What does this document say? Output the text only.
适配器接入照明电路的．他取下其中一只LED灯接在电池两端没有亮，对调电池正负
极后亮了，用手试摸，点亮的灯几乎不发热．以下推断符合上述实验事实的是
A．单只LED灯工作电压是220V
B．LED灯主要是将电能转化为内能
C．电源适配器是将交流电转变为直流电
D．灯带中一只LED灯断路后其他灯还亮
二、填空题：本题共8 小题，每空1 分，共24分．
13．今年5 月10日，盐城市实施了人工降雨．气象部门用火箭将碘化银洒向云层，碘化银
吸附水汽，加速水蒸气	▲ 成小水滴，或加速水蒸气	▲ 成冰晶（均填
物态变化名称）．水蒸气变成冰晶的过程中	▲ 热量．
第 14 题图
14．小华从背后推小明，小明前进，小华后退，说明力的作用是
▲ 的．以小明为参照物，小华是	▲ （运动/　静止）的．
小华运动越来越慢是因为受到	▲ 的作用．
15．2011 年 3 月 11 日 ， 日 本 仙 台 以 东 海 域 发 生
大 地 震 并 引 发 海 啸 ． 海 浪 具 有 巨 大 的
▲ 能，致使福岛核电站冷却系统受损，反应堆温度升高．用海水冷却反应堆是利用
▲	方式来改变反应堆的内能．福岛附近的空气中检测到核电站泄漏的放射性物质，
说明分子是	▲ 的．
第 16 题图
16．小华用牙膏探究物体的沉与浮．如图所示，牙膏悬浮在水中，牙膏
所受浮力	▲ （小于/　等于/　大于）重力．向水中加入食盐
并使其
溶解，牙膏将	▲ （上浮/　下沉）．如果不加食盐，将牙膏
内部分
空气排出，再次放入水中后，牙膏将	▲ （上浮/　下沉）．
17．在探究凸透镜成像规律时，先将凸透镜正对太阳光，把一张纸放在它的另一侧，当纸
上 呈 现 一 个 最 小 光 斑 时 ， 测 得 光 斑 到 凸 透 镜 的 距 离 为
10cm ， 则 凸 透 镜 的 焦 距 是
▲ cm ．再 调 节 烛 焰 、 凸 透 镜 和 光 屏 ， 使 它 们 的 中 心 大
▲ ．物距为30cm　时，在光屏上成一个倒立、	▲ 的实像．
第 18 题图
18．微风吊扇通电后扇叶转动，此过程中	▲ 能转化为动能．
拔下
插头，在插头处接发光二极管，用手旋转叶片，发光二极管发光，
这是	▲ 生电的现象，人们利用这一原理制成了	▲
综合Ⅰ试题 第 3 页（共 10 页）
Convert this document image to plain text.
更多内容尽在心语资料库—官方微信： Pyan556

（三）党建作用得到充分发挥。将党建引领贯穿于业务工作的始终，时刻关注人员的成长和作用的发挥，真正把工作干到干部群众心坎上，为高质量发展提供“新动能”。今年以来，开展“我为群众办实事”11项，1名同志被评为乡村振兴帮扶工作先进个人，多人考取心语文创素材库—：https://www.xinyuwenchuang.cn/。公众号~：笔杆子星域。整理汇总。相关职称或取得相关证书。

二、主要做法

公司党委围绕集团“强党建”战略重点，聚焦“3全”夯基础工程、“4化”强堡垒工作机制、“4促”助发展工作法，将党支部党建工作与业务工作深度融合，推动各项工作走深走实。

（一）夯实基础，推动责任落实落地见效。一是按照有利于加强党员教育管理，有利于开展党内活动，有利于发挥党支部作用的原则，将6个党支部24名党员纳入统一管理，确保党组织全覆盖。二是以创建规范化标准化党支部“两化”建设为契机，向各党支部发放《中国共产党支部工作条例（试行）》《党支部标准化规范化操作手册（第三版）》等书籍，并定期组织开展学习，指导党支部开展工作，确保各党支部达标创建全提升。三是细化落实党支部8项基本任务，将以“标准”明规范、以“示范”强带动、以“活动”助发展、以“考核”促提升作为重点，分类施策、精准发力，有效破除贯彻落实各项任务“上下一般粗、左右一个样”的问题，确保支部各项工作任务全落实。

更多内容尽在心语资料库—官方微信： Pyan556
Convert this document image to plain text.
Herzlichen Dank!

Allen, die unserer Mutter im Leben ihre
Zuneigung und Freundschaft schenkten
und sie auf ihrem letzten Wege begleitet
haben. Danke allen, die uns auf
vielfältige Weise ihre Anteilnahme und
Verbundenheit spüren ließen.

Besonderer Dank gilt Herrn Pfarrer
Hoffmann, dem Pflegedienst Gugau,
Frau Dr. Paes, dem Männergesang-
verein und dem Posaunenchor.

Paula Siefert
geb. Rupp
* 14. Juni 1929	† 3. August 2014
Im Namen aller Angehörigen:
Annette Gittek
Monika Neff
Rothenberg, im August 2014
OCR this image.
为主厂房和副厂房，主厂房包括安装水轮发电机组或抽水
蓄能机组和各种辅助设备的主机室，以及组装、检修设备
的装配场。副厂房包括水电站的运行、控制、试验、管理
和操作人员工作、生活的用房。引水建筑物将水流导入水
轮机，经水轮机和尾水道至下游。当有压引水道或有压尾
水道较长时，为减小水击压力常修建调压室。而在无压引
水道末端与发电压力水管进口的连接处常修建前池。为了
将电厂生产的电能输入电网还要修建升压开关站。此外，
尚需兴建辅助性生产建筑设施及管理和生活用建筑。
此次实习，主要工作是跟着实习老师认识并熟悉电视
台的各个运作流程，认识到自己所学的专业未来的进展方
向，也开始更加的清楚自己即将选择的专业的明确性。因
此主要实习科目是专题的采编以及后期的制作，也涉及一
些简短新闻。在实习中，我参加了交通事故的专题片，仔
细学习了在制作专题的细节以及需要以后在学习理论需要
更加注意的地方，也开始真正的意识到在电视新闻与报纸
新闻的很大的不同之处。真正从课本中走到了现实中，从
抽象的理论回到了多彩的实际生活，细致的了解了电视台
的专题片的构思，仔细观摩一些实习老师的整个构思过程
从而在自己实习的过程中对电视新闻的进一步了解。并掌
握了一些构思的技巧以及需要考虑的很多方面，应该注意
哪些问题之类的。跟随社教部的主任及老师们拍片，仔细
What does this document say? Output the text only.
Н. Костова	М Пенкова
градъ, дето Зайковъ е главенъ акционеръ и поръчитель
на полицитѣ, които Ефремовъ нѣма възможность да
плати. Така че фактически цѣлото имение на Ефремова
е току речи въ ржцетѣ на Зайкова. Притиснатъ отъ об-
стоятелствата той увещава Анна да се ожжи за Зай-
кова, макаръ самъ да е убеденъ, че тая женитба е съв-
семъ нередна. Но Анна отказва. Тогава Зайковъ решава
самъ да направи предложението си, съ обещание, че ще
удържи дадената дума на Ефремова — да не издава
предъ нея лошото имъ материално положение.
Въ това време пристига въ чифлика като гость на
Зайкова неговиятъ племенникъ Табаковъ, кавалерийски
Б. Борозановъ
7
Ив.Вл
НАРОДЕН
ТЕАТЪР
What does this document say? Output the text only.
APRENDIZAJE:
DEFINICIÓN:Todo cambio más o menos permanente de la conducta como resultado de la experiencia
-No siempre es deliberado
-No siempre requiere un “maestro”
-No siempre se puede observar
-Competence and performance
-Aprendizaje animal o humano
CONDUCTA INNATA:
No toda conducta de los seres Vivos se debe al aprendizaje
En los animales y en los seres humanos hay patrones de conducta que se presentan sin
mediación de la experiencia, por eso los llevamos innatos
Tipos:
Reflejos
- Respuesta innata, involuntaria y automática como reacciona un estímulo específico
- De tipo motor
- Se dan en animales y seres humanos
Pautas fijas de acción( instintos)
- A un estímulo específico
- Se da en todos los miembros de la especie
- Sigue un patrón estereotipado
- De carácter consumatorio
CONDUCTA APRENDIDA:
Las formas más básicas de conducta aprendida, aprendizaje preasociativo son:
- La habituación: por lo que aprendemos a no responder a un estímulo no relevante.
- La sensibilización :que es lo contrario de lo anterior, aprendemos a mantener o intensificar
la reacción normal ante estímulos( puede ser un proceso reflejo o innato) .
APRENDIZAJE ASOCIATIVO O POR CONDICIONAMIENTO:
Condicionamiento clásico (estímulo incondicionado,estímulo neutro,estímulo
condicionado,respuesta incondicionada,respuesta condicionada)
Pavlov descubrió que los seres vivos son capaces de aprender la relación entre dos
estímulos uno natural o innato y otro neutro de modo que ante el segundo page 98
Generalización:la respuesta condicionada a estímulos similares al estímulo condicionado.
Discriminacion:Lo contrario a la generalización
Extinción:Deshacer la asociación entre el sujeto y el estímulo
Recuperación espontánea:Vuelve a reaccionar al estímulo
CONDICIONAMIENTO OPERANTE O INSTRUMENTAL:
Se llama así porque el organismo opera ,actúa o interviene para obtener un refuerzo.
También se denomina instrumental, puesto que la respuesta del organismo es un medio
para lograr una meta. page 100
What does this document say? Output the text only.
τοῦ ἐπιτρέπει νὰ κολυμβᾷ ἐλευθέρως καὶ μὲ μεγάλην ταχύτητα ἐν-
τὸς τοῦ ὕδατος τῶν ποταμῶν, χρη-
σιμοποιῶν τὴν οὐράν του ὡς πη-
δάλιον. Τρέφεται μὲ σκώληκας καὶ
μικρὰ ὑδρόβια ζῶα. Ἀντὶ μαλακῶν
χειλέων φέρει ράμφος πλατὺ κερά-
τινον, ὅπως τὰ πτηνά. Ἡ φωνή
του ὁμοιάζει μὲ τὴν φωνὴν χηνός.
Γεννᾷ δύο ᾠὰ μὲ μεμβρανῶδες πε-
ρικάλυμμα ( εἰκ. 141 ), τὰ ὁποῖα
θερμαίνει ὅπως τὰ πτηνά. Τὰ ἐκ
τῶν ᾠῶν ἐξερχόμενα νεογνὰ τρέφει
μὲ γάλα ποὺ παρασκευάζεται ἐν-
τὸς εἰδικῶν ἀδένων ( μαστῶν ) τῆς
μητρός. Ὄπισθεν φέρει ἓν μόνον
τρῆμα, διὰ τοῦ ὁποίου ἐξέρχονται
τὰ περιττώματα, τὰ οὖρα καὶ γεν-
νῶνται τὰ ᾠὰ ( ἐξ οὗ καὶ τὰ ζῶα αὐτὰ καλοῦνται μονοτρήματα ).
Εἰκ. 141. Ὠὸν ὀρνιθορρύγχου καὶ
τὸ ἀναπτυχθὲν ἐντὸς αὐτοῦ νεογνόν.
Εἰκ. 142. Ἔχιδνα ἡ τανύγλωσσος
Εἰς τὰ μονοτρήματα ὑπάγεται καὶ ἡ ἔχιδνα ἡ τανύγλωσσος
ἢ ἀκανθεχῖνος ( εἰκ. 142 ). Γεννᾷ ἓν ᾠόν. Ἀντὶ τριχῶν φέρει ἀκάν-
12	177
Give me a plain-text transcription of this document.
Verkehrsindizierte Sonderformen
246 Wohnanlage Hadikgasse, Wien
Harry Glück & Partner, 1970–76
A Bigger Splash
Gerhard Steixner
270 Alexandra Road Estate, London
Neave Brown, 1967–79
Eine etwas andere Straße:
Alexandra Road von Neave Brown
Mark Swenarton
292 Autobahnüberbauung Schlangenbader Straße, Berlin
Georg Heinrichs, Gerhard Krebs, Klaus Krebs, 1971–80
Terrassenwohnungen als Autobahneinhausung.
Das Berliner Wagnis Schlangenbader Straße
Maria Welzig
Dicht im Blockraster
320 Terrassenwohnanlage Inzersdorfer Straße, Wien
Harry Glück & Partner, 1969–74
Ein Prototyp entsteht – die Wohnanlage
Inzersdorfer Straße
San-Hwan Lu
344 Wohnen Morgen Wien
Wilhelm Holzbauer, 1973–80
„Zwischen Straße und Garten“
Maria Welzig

□ □ □ □ □

• _What needs to be done_:
What is the number of lines containing "Inzersdorfer"? Give that number only.

• _Exercise output_:
2